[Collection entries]
--
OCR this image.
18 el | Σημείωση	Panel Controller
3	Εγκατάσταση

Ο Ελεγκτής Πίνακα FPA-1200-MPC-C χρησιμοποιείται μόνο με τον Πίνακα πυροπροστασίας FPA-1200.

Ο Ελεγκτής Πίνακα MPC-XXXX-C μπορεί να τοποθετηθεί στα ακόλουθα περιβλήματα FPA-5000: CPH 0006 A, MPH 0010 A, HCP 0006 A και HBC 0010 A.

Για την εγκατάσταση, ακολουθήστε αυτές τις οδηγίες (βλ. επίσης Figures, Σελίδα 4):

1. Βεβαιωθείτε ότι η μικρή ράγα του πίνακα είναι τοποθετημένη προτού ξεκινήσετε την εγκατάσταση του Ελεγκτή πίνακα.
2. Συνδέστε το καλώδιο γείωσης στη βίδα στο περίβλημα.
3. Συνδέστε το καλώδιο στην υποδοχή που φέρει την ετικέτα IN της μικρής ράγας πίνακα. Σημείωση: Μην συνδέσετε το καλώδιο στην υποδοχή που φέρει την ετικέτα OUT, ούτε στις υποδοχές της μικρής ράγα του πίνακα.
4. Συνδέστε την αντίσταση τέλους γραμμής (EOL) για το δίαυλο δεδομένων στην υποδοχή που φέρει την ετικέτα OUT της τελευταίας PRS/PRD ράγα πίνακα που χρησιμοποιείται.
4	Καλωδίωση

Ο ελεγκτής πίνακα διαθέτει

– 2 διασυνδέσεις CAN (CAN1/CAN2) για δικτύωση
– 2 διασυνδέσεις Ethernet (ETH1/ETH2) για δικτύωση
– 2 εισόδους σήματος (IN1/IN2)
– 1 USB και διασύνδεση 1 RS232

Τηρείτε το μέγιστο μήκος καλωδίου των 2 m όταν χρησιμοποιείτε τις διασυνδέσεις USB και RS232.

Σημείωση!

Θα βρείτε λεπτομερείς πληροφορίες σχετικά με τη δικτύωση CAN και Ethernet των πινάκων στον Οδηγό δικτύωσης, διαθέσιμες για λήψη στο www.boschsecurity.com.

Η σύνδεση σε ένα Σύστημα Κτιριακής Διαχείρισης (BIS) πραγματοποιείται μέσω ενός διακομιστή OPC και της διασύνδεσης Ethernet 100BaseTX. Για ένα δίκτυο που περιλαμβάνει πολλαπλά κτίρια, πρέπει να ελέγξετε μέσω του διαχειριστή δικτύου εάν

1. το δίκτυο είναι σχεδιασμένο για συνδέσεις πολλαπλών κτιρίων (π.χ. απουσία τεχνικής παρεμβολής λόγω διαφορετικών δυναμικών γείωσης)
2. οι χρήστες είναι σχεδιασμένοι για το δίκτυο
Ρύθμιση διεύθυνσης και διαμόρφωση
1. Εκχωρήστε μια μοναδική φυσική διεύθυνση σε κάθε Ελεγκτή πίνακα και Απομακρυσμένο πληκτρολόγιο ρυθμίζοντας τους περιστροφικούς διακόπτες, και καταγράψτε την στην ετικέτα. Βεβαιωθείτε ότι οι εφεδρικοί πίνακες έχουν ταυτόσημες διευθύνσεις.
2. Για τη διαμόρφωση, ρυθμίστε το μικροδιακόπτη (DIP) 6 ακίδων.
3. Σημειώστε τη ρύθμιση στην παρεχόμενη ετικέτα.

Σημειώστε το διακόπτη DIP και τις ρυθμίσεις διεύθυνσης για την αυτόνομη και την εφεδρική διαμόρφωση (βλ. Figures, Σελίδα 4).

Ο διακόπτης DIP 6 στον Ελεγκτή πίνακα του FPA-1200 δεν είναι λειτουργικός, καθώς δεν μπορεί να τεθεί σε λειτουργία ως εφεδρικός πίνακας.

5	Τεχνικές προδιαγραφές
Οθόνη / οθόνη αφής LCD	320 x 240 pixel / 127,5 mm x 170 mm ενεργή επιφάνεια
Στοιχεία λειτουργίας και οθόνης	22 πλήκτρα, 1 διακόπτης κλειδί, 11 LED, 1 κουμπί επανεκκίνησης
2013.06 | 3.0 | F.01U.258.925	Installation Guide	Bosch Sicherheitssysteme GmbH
--
For each line above that contains the word "Σημειώστε", copy that line.

RESPONSE TO THIS EXERCISE:
3. Σημειώστε τη ρύθμιση στην παρεχόμενη ετικέτα.
Σημειώστε το διακόπτη DIP και τις ρυθμίσεις διεύθυνσης για την αυτόνομη και την εφεδρική διαμόρφωση (βλ. Figures, Σελίδα 4).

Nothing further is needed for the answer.